— Start of DATA RECORDS —
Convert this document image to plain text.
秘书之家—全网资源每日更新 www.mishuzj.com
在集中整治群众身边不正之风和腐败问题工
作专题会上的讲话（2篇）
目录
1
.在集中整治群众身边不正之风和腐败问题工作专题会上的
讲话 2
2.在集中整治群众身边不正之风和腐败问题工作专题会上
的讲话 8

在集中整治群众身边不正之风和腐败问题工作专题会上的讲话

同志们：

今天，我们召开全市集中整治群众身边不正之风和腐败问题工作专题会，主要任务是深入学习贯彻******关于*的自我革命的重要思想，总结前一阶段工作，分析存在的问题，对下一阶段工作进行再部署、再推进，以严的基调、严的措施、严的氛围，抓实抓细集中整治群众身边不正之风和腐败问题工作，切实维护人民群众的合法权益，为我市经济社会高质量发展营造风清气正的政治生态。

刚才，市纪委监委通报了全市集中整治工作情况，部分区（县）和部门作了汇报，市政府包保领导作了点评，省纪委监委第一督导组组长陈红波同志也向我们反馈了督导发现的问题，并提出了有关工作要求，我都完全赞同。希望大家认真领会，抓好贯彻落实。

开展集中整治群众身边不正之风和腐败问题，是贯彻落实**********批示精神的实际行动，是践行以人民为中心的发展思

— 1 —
— End of DATA RECORDS —
— Start of DATA RECORDS —
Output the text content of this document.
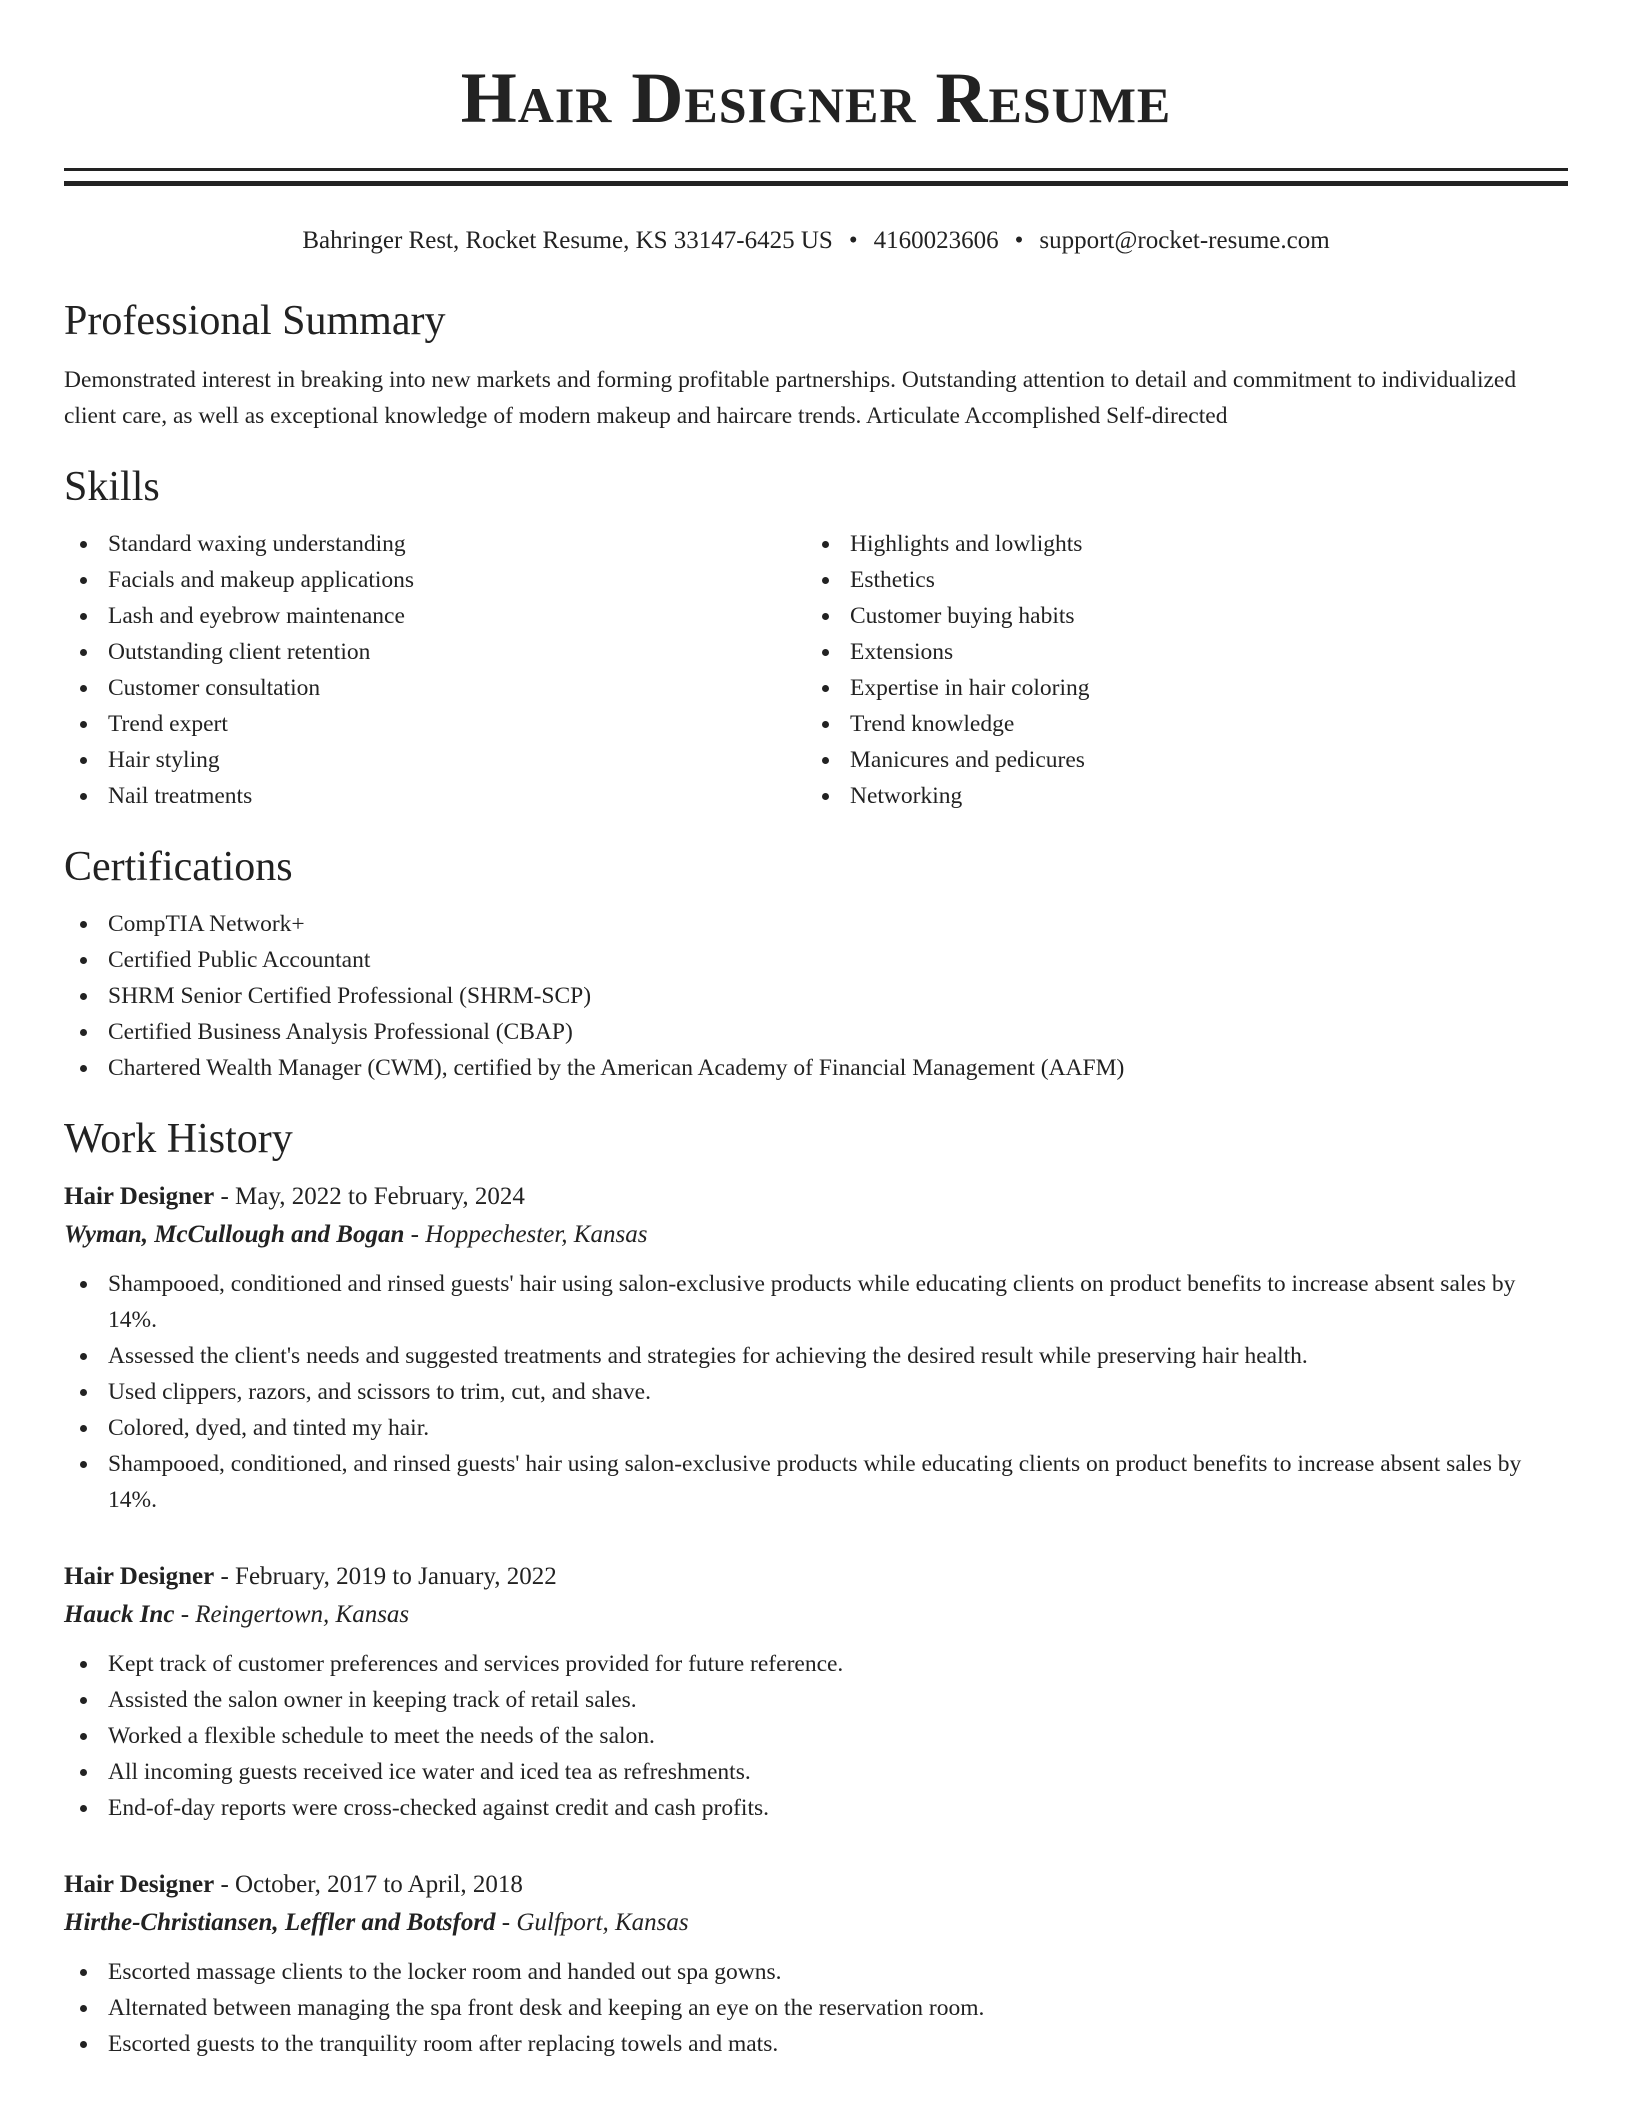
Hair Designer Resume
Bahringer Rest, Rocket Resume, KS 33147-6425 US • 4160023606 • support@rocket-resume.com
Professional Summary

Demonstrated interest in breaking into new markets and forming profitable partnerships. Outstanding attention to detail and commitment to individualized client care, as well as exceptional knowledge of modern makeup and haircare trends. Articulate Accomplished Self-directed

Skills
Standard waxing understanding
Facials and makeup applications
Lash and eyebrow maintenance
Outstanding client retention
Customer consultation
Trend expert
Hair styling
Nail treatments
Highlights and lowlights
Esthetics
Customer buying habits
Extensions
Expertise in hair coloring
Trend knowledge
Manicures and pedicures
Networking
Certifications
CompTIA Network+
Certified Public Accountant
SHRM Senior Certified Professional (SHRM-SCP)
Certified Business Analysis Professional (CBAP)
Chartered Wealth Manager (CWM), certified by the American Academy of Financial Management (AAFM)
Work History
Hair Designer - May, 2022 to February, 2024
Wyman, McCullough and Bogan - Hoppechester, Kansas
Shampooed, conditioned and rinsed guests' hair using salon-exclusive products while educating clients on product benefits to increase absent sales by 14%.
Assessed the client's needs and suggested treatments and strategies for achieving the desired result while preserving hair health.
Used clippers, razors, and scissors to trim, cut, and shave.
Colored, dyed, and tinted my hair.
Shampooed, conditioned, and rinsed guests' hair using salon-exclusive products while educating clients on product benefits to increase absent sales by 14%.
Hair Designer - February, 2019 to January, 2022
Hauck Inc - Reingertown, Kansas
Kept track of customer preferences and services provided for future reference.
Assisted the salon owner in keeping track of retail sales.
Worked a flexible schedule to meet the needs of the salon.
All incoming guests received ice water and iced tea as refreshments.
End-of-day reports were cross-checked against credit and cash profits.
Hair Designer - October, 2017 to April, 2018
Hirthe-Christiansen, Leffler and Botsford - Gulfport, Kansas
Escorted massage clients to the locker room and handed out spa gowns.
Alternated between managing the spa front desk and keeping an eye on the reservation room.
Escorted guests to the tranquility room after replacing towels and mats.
— End of DATA RECORDS —
Go through the listing above and return every line where the word "needs" occurs.

SOLUTION =
Assessed the client's needs and suggested treatments and strategies for achieving the desired result while preserving hair health.
Worked a flexible schedule to meet the needs of the salon.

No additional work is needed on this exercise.